## Exercise requirements
Please copy each line below that contains the string "Sugar".
++++++++++++++++++++
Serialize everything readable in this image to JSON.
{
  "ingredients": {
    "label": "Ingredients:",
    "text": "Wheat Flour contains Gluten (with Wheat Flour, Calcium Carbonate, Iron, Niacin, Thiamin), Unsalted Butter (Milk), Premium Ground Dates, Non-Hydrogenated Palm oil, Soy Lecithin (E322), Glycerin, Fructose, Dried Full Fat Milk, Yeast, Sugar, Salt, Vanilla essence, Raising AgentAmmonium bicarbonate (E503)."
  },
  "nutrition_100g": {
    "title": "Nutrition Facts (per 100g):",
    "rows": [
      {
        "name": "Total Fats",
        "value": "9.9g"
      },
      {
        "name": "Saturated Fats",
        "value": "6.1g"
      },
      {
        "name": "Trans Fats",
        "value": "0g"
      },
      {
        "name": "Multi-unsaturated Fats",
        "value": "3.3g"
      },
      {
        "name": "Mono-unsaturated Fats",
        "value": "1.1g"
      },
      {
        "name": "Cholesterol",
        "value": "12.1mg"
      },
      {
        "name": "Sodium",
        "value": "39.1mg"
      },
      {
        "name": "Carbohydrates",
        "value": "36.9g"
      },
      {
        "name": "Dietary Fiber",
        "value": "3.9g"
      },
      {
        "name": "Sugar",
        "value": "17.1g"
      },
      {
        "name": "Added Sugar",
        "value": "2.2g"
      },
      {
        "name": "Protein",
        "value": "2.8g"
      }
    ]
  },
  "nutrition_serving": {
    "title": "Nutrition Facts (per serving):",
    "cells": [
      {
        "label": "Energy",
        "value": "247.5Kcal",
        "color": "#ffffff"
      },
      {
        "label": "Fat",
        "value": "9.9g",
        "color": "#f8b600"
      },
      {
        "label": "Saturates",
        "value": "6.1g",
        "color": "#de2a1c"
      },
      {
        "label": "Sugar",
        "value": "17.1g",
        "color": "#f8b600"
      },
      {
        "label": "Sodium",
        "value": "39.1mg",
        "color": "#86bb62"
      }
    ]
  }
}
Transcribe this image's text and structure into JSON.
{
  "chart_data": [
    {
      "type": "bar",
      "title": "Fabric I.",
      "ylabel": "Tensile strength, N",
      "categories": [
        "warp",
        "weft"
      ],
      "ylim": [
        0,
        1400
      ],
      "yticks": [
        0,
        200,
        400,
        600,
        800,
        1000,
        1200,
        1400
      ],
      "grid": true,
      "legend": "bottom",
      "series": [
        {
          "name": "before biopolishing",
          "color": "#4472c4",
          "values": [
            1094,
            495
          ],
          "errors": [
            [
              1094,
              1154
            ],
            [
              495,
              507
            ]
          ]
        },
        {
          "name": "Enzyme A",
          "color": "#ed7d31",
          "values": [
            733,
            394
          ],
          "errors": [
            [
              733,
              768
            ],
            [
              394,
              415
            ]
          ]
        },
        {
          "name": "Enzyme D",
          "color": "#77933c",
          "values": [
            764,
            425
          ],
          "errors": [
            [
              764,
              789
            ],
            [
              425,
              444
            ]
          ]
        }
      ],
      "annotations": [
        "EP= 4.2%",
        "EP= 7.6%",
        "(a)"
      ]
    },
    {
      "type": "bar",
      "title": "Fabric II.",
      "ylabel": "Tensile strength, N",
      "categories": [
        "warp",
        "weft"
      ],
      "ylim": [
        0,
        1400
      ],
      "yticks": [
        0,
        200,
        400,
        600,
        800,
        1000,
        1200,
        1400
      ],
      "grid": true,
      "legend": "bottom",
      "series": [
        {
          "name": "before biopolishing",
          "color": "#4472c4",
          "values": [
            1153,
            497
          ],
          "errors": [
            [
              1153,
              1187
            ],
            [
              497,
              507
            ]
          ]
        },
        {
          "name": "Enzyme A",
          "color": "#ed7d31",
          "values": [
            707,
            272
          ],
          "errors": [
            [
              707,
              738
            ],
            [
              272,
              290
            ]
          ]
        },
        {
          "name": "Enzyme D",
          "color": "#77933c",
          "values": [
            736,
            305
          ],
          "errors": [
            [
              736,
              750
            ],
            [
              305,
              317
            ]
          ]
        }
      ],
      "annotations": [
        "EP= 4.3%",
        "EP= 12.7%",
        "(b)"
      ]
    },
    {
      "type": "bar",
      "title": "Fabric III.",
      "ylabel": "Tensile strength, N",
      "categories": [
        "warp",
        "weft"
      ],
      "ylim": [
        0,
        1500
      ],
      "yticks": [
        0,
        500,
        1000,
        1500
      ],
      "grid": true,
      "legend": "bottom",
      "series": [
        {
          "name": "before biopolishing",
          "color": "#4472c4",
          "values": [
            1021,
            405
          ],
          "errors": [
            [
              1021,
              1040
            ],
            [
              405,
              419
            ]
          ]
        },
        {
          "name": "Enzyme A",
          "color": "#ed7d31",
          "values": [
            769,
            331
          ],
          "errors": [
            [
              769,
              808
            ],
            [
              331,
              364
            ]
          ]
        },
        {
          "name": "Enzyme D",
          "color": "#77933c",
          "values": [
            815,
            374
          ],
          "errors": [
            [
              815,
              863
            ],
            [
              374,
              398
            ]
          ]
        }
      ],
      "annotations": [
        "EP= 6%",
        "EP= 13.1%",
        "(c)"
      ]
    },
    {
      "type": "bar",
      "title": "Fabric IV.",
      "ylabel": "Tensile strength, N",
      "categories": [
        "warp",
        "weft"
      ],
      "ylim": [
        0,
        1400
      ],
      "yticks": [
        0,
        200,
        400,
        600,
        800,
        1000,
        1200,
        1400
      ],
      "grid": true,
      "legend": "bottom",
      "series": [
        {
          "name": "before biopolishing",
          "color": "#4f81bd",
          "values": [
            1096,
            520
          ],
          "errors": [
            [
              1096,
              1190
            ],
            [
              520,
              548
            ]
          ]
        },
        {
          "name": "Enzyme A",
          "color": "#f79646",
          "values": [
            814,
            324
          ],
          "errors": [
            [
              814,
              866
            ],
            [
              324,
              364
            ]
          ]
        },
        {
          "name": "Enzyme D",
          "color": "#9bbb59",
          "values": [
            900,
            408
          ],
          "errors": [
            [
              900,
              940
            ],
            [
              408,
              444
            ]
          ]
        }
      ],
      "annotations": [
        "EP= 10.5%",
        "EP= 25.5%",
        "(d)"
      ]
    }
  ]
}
++++++++++++++++++++
## Task response
    "text": "Wheat Flour contains Gluten (with Wheat Flour, Calcium Carbonate, Iron, Niacin, Thiamin), Unsalted Butter (Milk), Premium Ground Dates, Non-Hydrogenated Palm oil, Soy Lecithin (E322), Glycerin, Fructose, Dried Full Fat Milk, Yeast, Sugar, Salt, Vanilla essence, Raising AgentAmmonium bicarbonate (E503)."
        "name": "Sugar",
        "name": "Added Sugar",
        "label": "Sugar",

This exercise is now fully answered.